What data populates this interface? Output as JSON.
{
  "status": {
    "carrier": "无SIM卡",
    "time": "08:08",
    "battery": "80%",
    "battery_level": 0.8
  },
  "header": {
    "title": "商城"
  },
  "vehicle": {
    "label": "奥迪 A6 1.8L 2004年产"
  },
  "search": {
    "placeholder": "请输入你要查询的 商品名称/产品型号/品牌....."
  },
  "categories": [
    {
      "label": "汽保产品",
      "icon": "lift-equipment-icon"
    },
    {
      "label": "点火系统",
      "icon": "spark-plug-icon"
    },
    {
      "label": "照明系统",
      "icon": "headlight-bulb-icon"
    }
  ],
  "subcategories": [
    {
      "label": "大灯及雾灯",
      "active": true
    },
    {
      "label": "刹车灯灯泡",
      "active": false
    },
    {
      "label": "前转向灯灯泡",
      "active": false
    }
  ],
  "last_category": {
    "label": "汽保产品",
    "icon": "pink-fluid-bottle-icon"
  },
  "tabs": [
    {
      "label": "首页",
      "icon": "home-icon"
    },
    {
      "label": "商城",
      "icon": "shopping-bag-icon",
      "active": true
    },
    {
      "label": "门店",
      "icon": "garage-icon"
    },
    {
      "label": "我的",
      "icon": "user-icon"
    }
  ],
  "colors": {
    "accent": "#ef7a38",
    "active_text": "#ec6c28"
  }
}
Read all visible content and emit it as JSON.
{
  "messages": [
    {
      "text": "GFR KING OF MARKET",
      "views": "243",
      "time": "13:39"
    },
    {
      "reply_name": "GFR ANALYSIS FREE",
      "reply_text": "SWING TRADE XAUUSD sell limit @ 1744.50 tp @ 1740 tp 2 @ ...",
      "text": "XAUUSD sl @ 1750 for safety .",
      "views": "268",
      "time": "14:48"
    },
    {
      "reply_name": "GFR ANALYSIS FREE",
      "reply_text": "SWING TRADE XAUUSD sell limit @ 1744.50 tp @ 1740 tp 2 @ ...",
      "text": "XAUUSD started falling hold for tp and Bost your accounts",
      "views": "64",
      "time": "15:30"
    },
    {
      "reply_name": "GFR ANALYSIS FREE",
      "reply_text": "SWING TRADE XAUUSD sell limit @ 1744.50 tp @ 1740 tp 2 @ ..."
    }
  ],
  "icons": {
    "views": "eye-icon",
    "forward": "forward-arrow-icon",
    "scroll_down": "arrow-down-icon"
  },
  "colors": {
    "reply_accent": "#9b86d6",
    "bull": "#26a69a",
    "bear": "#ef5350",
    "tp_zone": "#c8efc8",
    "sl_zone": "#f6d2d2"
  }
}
..........
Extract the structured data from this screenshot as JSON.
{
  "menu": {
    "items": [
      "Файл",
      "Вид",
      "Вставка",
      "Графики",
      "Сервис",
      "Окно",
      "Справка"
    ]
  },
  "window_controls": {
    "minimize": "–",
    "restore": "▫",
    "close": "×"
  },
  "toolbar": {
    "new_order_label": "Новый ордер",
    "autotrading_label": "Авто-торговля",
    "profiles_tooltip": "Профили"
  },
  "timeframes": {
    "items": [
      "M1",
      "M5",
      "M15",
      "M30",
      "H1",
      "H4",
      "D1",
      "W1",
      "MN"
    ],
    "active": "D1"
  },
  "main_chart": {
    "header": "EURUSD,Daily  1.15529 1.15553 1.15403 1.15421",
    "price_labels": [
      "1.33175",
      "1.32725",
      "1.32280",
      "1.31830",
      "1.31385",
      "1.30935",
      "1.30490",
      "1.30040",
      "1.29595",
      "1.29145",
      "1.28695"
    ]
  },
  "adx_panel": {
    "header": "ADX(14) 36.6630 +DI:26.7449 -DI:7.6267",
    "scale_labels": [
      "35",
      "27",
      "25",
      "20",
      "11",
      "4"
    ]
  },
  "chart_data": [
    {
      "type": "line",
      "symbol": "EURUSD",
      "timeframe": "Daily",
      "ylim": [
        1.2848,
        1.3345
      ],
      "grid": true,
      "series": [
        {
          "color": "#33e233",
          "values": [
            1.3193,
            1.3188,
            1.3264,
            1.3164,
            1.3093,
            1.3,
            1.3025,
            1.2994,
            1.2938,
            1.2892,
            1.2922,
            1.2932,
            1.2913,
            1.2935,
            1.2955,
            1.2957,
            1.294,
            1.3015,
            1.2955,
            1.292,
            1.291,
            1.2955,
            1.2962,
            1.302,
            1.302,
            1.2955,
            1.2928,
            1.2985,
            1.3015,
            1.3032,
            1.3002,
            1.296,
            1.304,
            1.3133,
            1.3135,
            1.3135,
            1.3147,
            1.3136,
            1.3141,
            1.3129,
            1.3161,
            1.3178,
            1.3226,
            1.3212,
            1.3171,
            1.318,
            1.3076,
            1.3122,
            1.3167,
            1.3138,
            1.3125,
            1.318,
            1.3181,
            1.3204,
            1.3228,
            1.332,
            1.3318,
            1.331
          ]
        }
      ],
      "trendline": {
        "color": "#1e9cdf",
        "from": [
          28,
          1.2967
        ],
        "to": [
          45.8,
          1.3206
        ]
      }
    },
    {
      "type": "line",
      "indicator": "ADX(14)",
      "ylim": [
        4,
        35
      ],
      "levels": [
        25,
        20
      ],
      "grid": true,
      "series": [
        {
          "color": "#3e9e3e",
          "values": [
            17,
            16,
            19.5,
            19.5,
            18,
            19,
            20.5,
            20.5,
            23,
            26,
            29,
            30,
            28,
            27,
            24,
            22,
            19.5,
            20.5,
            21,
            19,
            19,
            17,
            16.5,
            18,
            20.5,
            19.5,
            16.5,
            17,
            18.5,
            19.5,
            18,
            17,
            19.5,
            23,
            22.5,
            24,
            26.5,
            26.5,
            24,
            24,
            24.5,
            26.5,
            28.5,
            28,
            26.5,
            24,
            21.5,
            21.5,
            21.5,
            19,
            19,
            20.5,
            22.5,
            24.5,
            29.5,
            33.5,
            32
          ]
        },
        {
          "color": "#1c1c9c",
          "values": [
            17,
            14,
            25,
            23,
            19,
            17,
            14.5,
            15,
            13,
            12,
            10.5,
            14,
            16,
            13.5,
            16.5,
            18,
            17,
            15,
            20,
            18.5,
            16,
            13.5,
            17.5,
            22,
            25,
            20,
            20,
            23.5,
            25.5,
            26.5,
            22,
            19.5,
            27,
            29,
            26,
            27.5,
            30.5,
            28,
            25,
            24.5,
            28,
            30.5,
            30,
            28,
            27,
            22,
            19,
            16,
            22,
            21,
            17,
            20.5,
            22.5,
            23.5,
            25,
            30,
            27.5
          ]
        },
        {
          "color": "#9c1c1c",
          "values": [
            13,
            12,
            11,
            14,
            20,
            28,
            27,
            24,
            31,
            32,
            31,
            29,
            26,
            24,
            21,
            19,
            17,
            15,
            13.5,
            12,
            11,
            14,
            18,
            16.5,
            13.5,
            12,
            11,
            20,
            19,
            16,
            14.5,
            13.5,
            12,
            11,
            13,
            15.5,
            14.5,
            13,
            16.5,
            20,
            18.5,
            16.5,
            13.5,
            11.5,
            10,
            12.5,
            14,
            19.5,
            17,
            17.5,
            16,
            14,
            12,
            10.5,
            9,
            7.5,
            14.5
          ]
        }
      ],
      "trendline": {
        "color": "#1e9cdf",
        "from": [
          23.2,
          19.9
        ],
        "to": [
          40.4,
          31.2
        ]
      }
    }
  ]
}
..........
## Exercise description
Copy whichever lines in the listing above contain the word "header".

## Exercise response
  "header": {
    "header": "EURUSD,Daily  1.15529 1.15553 1.15403 1.15421",
    "header": "ADX(14) 36.6630 +DI:26.7449 -DI:7.6267",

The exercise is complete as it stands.